* **What needs to be done**: Return all lines below containing the word "phone".

* **Supplied entries**:

•••

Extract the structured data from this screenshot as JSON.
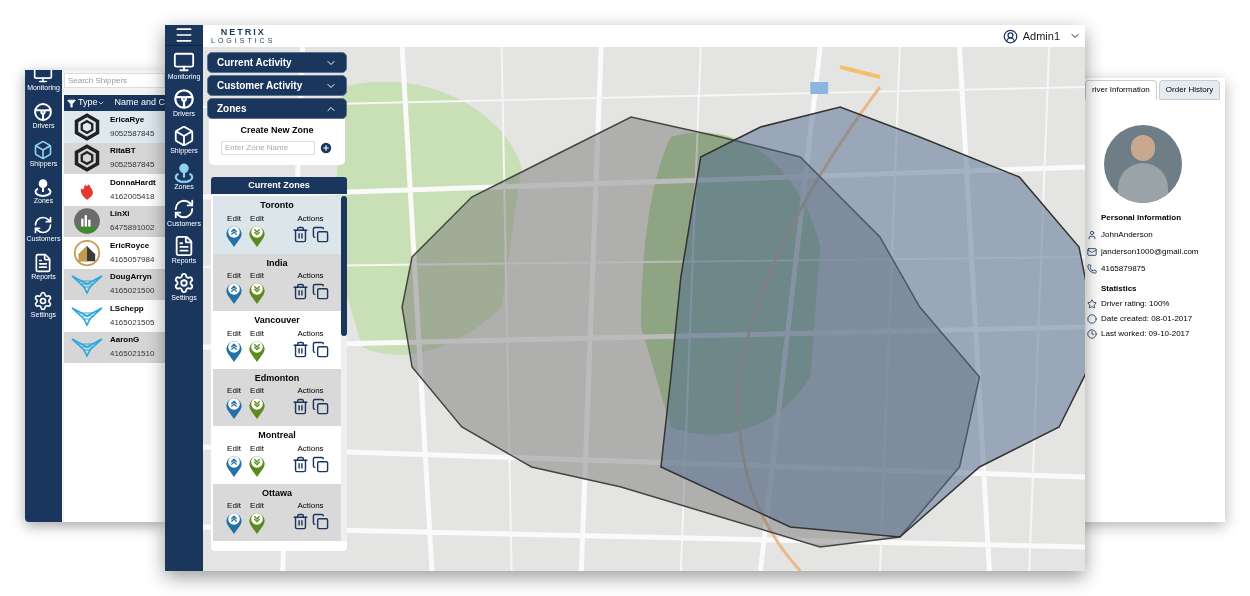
{
  "shippers_window": {
    "sidebar": [
      {
        "kind": "monitor",
        "label": "Monitoring",
        "selected": false
      },
      {
        "kind": "wheel",
        "label": "Drivers",
        "selected": false
      },
      {
        "kind": "box",
        "label": "Shippers",
        "selected": true
      },
      {
        "kind": "pin",
        "label": "Zones",
        "selected": false
      },
      {
        "kind": "cycle",
        "label": "Customers",
        "selected": false
      },
      {
        "kind": "report",
        "label": "Reports",
        "selected": false
      },
      {
        "kind": "gear",
        "label": "Settings",
        "selected": false
      }
    ],
    "search": {
      "placeholder": "Search Shippers"
    },
    "columns": [
      "Type",
      "Name and C"
    ],
    "rows": [
      {
        "kind": "hexagon",
        "name": "EricaRye",
        "phone": "9052587845",
        "selected": true
      },
      {
        "kind": "hexagon",
        "name": "RitaBT",
        "phone": "9052587845",
        "selected": false
      },
      {
        "kind": "flame",
        "name": "DonnaHardt",
        "phone": "4162005418",
        "selected": false
      },
      {
        "kind": "city",
        "name": "LinXi",
        "phone": "6475891002",
        "selected": false
      },
      {
        "kind": "house",
        "name": "EricRoyce",
        "phone": "4165057984",
        "selected": false
      },
      {
        "kind": "wings",
        "name": "DougArryn",
        "phone": "4165021500",
        "selected": false
      },
      {
        "kind": "wings",
        "name": "LSchepp",
        "phone": "4165021505",
        "selected": false
      },
      {
        "kind": "wings",
        "name": "AaronG",
        "phone": "4165021510",
        "selected": false
      }
    ]
  },
  "main_window": {
    "logo": {
      "name": "NETRIX",
      "tagline": "LOGISTICS"
    },
    "user": "Admin1",
    "sidebar": [
      {
        "kind": "monitor",
        "label": "Monitoring",
        "selected": false
      },
      {
        "kind": "wheel",
        "label": "Drivers",
        "selected": false
      },
      {
        "kind": "box",
        "label": "Shippers",
        "selected": false
      },
      {
        "kind": "pin",
        "label": "Zones",
        "selected": true
      },
      {
        "kind": "cycle",
        "label": "Customers",
        "selected": false
      },
      {
        "kind": "report",
        "label": "Reports",
        "selected": false
      },
      {
        "kind": "gear",
        "label": "Settings",
        "selected": false
      }
    ],
    "accordion": [
      {
        "label": "Current Activity",
        "expanded": false
      },
      {
        "label": "Customer Activity",
        "expanded": false
      },
      {
        "label": "Zones",
        "expanded": true
      }
    ],
    "create_zone": {
      "title": "Create New Zone",
      "placeholder": "Enter Zone Name"
    },
    "current_zones": {
      "title": "Current Zones",
      "zones": [
        {
          "name": "Toronto",
          "edit_labels": [
            "Edit",
            "Edit"
          ],
          "actions_label": "Actions",
          "selected": true
        },
        {
          "name": "India",
          "edit_labels": [
            "Edit",
            "Edit"
          ],
          "actions_label": "Actions",
          "selected": false
        },
        {
          "name": "Vancouver",
          "edit_labels": [
            "Edit",
            "Edit"
          ],
          "actions_label": "Actions",
          "selected": false
        },
        {
          "name": "Edmonton",
          "edit_labels": [
            "Edit",
            "Edit"
          ],
          "actions_label": "Actions",
          "selected": false
        },
        {
          "name": "Montreal",
          "edit_labels": [
            "Edit",
            "Edit"
          ],
          "actions_label": "Actions",
          "selected": false
        },
        {
          "name": "Ottawa",
          "edit_labels": [
            "Edit",
            "Edit"
          ],
          "actions_label": "Actions",
          "selected": false
        }
      ]
    }
  },
  "driver_window": {
    "tabs": [
      {
        "label": "river Information",
        "selected": true
      },
      {
        "label": "Order History",
        "selected": false
      }
    ],
    "personal_title": "Personal Information",
    "personal": [
      {
        "kind": "user",
        "text": "JohnAnderson"
      },
      {
        "kind": "mail",
        "text": "janderson1000@gmail.com"
      },
      {
        "kind": "phone",
        "text": "4165879875"
      }
    ],
    "stats_title": "Statistics",
    "stats": [
      {
        "kind": "star",
        "text": "Driver rating: 100%"
      },
      {
        "kind": "circle",
        "text": "Date created: 08-01-2017"
      },
      {
        "kind": "clock",
        "text": "Last worked: 09-10-2017"
      }
    ]
  }
}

•••

* **Complete response**:
        "phone": "9052587845",
        "phone": "9052587845",
        "phone": "4162005418",
        "phone": "6475891002",
        "phone": "4165057984",
        "phone": "4165021500",
        "phone": "4165021505",
        "phone": "4165021510",
        "kind": "phone",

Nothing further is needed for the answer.